▸ **What to work on**
Retype all of the data. Every line must match exactly.

--- Start of Provided material ---

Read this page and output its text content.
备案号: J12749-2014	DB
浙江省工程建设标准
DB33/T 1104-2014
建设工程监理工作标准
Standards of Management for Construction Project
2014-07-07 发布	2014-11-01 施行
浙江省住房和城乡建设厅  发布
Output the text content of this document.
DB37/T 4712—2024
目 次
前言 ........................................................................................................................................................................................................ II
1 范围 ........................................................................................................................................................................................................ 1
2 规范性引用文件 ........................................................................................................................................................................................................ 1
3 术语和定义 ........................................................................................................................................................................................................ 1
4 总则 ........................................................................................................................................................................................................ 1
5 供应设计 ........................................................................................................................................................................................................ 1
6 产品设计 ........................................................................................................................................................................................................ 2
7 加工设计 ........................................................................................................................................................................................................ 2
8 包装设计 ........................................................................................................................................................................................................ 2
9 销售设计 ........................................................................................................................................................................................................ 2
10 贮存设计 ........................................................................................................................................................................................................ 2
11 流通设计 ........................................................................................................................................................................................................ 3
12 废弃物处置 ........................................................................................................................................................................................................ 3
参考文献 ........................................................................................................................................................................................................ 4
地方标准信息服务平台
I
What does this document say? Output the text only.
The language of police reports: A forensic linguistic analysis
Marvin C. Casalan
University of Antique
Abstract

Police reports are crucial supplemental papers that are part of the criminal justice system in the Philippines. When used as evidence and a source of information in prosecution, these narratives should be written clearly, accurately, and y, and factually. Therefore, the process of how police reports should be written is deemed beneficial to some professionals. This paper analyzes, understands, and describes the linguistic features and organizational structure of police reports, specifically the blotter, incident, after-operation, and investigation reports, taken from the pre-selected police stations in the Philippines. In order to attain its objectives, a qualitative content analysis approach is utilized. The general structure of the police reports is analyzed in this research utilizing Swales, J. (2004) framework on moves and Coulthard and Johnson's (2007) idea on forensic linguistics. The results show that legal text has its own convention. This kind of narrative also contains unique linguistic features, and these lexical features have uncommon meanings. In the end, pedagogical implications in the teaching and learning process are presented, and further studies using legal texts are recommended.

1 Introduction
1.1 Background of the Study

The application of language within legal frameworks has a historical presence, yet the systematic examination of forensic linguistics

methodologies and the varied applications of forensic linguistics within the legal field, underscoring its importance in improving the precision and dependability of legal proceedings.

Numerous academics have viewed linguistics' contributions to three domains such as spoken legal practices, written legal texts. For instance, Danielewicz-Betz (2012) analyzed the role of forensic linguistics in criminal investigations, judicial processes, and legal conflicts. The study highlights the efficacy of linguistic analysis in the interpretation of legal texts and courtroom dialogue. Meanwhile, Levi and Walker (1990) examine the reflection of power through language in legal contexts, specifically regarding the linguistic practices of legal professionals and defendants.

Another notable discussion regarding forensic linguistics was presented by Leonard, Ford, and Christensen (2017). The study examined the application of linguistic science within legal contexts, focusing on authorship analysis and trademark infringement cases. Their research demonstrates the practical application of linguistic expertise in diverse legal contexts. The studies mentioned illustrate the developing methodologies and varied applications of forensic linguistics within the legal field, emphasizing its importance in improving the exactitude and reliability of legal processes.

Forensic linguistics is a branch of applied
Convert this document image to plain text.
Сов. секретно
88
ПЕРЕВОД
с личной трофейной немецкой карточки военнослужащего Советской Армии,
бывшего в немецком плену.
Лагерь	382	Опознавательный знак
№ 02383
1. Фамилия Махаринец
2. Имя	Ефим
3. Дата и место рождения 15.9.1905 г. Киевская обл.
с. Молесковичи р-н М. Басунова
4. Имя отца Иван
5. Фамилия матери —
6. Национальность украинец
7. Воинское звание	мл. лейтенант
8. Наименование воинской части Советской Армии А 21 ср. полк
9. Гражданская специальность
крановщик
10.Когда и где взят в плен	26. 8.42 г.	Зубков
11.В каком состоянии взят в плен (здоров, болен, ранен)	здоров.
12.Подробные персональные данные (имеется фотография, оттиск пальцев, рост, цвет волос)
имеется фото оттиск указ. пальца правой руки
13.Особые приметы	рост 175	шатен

--- End of Provided material ---

▸ **Correct result**
Read this page and output its text content.
备案号: J12749-2014	DB
浙江省工程建设标准
DB33/T 1104-2014
建设工程监理工作标准
Standards of Management for Construction Project
2014-07-07 发布	2014-11-01 施行
浙江省住房和城乡建设厅  发布
Output the text content of this document.
DB37/T 4712—2024
目 次
前言 ........................................................................................................................................................................................................ II
1 范围 ........................................................................................................................................................................................................ 1
2 规范性引用文件 ........................................................................................................................................................................................................ 1
3 术语和定义 ........................................................................................................................................................................................................ 1
4 总则 ........................................................................................................................................................................................................ 1
5 供应设计 ........................................................................................................................................................................................................ 1
6 产品设计 ........................................................................................................................................................................................................ 2
7 加工设计 ........................................................................................................................................................................................................ 2
8 包装设计 ........................................................................................................................................................................................................ 2
9 销售设计 ........................................................................................................................................................................................................ 2
10 贮存设计 ........................................................................................................................................................................................................ 2
11 流通设计 ........................................................................................................................................................................................................ 3
12 废弃物处置 ........................................................................................................................................................................................................ 3
参考文献 ........................................................................................................................................................................................................ 4
地方标准信息服务平台
I
What does this document say? Output the text only.
The language of police reports: A forensic linguistic analysis
Marvin C. Casalan
University of Antique
Abstract

Police reports are crucial supplemental papers that are part of the criminal justice system in the Philippines. When used as evidence and a source of information in prosecution, these narratives should be written clearly, accurately, and y, and factually. Therefore, the process of how police reports should be written is deemed beneficial to some professionals. This paper analyzes, understands, and describes the linguistic features and organizational structure of police reports, specifically the blotter, incident, after-operation, and investigation reports, taken from the pre-selected police stations in the Philippines. In order to attain its objectives, a qualitative content analysis approach is utilized. The general structure of the police reports is analyzed in this research utilizing Swales, J. (2004) framework on moves and Coulthard and Johnson's (2007) idea on forensic linguistics. The results show that legal text has its own convention. This kind of narrative also contains unique linguistic features, and these lexical features have uncommon meanings. In the end, pedagogical implications in the teaching and learning process are presented, and further studies using legal texts are recommended.

1 Introduction
1.1 Background of the Study

The application of language within legal frameworks has a historical presence, yet the systematic examination of forensic linguistics

methodologies and the varied applications of forensic linguistics within the legal field, underscoring its importance in improving the precision and dependability of legal proceedings.

Numerous academics have viewed linguistics' contributions to three domains such as spoken legal practices, written legal texts. For instance, Danielewicz-Betz (2012) analyzed the role of forensic linguistics in criminal investigations, judicial processes, and legal conflicts. The study highlights the efficacy of linguistic analysis in the interpretation of legal texts and courtroom dialogue. Meanwhile, Levi and Walker (1990) examine the reflection of power through language in legal contexts, specifically regarding the linguistic practices of legal professionals and defendants.

Another notable discussion regarding forensic linguistics was presented by Leonard, Ford, and Christensen (2017). The study examined the application of linguistic science within legal contexts, focusing on authorship analysis and trademark infringement cases. Their research demonstrates the practical application of linguistic expertise in diverse legal contexts. The studies mentioned illustrate the developing methodologies and varied applications of forensic linguistics within the legal field, emphasizing its importance in improving the exactitude and reliability of legal processes.

Forensic linguistics is a branch of applied
Convert this document image to plain text.
Сов. секретно
88
ПЕРЕВОД
с личной трофейной немецкой карточки военнослужащего Советской Армии,
бывшего в немецком плену.
Лагерь	382	Опознавательный знак
№ 02383
1. Фамилия Махаринец
2. Имя	Ефим
3. Дата и место рождения 15.9.1905 г. Киевская обл.
с. Молесковичи р-н М. Басунова
4. Имя отца Иван
5. Фамилия матери —
6. Национальность украинец
7. Воинское звание	мл. лейтенант
8. Наименование воинской части Советской Армии А 21 ср. полк
9. Гражданская специальность
крановщик
10.Когда и где взят в плен	26. 8.42 г.	Зубков
11.В каком состоянии взят в плен (здоров, болен, ранен)	здоров.
12.Подробные персональные данные (имеется фотография, оттиск пальцев, рост, цвет волос)
имеется фото оттиск указ. пальца правой руки
13.Особые приметы	рост 175	шатен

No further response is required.